**WHAT NEEDS TO BE DONE:**
Return every entry exactly.

**EXTRACTED DATA:**
-- -- --

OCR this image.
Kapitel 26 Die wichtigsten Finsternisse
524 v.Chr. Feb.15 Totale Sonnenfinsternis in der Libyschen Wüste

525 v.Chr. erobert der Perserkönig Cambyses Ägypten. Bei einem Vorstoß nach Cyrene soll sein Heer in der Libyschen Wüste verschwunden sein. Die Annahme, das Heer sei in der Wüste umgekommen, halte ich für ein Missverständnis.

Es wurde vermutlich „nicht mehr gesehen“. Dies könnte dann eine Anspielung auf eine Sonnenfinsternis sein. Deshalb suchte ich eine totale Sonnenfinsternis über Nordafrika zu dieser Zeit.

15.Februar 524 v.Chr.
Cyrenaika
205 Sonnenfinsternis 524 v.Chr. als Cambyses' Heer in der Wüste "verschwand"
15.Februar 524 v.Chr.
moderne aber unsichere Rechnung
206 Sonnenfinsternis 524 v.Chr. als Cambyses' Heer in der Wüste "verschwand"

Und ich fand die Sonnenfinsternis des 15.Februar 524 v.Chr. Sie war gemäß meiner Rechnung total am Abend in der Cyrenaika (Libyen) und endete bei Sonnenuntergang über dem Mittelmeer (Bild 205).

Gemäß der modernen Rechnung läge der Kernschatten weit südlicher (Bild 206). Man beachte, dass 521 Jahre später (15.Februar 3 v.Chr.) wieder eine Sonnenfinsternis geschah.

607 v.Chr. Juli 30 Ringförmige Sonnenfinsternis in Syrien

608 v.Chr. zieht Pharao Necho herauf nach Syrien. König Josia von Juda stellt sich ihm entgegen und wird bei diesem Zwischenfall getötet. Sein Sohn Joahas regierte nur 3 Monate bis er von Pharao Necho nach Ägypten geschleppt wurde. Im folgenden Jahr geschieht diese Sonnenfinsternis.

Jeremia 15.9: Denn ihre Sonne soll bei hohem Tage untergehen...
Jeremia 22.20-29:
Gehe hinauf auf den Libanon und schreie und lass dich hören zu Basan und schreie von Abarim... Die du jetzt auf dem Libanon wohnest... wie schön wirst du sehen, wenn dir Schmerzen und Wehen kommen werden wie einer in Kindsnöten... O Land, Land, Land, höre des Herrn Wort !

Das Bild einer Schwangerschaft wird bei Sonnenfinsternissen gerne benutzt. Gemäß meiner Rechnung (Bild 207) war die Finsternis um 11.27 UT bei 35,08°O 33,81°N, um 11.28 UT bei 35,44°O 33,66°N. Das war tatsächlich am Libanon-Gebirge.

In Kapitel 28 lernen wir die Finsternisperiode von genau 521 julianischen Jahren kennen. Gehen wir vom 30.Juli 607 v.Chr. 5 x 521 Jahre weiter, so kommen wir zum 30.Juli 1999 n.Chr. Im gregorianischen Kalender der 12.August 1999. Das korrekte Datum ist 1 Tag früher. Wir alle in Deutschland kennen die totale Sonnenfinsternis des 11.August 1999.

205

-- -- --

**SOLVED EXERCISE:**
OCR this image.
Kapitel 26 Die wichtigsten Finsternisse
524 v.Chr. Feb.15 Totale Sonnenfinsternis in der Libyschen Wüste

525 v.Chr. erobert der Perserkönig Cambyses Ägypten. Bei einem Vorstoß nach Cyrene soll sein Heer in der Libyschen Wüste verschwunden sein. Die Annahme, das Heer sei in der Wüste umgekommen, halte ich für ein Missverständnis.

Es wurde vermutlich „nicht mehr gesehen“. Dies könnte dann eine Anspielung auf eine Sonnenfinsternis sein. Deshalb suchte ich eine totale Sonnenfinsternis über Nordafrika zu dieser Zeit.

15.Februar 524 v.Chr.
Cyrenaika
205 Sonnenfinsternis 524 v.Chr. als Cambyses' Heer in der Wüste "verschwand"
15.Februar 524 v.Chr.
moderne aber unsichere Rechnung
206 Sonnenfinsternis 524 v.Chr. als Cambyses' Heer in der Wüste "verschwand"

Und ich fand die Sonnenfinsternis des 15.Februar 524 v.Chr. Sie war gemäß meiner Rechnung total am Abend in der Cyrenaika (Libyen) und endete bei Sonnenuntergang über dem Mittelmeer (Bild 205).

Gemäß der modernen Rechnung läge der Kernschatten weit südlicher (Bild 206). Man beachte, dass 521 Jahre später (15.Februar 3 v.Chr.) wieder eine Sonnenfinsternis geschah.

607 v.Chr. Juli 30 Ringförmige Sonnenfinsternis in Syrien

608 v.Chr. zieht Pharao Necho herauf nach Syrien. König Josia von Juda stellt sich ihm entgegen und wird bei diesem Zwischenfall getötet. Sein Sohn Joahas regierte nur 3 Monate bis er von Pharao Necho nach Ägypten geschleppt wurde. Im folgenden Jahr geschieht diese Sonnenfinsternis.

Jeremia 15.9: Denn ihre Sonne soll bei hohem Tage untergehen...
Jeremia 22.20-29:
Gehe hinauf auf den Libanon und schreie und lass dich hören zu Basan und schreie von Abarim... Die du jetzt auf dem Libanon wohnest... wie schön wirst du sehen, wenn dir Schmerzen und Wehen kommen werden wie einer in Kindsnöten... O Land, Land, Land, höre des Herrn Wort !

Das Bild einer Schwangerschaft wird bei Sonnenfinsternissen gerne benutzt. Gemäß meiner Rechnung (Bild 207) war die Finsternis um 11.27 UT bei 35,08°O 33,81°N, um 11.28 UT bei 35,44°O 33,66°N. Das war tatsächlich am Libanon-Gebirge.

In Kapitel 28 lernen wir die Finsternisperiode von genau 521 julianischen Jahren kennen. Gehen wir vom 30.Juli 607 v.Chr. 5 x 521 Jahre weiter, so kommen wir zum 30.Juli 1999 n.Chr. Im gregorianischen Kalender der 12.August 1999. Das korrekte Datum ist 1 Tag früher. Wir alle in Deutschland kennen die totale Sonnenfinsternis des 11.August 1999.

205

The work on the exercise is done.